§ **DIRECTIONS FOR THIS TASK**
Write out all lines holding the word "Distance".

[BEGIN]

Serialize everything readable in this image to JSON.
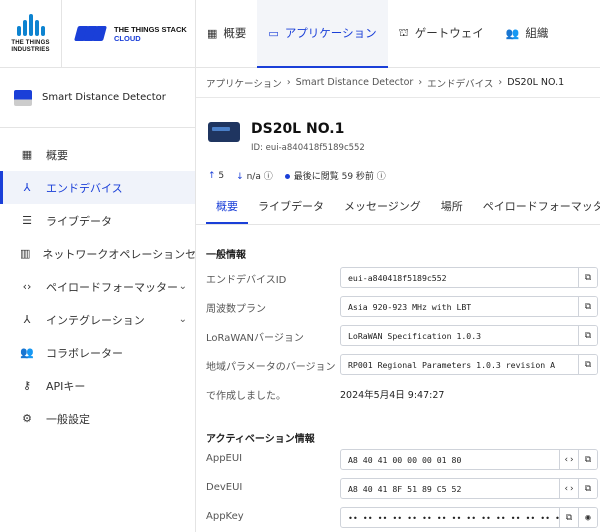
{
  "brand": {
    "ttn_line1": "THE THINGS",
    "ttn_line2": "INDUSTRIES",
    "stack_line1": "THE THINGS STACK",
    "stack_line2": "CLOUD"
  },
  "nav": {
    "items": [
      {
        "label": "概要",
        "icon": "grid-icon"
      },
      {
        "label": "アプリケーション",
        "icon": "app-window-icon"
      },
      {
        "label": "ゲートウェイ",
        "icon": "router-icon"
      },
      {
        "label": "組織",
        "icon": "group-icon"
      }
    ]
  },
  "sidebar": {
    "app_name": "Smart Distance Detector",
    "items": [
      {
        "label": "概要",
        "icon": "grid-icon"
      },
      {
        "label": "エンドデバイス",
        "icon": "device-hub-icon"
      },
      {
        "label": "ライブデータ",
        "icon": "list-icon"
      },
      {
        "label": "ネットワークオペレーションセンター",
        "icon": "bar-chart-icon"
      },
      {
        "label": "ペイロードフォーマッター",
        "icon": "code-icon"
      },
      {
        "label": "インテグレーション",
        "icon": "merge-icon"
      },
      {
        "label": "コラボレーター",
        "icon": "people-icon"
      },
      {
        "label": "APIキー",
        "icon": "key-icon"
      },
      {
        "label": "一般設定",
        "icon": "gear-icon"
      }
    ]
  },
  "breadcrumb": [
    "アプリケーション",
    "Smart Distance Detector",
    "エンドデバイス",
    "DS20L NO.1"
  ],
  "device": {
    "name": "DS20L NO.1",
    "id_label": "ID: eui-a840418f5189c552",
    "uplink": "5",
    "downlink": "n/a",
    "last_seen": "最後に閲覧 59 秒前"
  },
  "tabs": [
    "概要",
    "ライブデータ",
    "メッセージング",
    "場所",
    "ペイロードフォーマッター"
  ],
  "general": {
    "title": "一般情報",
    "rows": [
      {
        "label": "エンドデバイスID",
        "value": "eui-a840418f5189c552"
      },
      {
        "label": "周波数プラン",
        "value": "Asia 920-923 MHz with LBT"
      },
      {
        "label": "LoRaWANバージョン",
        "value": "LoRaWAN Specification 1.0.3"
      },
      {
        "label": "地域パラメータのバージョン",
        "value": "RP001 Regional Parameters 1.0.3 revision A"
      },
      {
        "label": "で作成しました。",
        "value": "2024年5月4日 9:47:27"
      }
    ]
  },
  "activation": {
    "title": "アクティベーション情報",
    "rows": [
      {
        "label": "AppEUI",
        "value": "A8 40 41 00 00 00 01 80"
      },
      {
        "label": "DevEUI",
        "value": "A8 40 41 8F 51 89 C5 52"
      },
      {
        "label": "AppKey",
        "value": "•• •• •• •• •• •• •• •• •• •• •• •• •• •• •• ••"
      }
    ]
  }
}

[END]
[BEGIN]

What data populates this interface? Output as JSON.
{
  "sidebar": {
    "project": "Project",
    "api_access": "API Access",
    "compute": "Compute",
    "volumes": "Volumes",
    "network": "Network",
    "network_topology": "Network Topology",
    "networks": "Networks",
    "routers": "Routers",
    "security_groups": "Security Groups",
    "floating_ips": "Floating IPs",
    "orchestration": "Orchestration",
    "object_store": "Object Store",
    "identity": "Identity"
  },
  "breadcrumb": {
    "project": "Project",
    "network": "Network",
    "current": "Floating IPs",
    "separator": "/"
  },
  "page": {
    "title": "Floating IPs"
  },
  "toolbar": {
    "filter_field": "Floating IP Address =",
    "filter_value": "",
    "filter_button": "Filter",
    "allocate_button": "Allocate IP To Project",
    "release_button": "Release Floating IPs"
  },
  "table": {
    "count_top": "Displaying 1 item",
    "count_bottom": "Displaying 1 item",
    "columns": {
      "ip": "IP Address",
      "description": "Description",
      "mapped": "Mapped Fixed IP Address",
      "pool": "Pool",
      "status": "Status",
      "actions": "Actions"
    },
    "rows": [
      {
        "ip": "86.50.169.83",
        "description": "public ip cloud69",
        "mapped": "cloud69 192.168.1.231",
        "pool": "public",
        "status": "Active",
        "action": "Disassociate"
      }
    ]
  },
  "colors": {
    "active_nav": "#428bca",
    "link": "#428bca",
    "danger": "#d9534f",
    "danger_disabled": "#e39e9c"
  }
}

[END]

§ **RESPONSE**
    "app_name": "Smart Distance Detector",
    "Smart Distance Detector",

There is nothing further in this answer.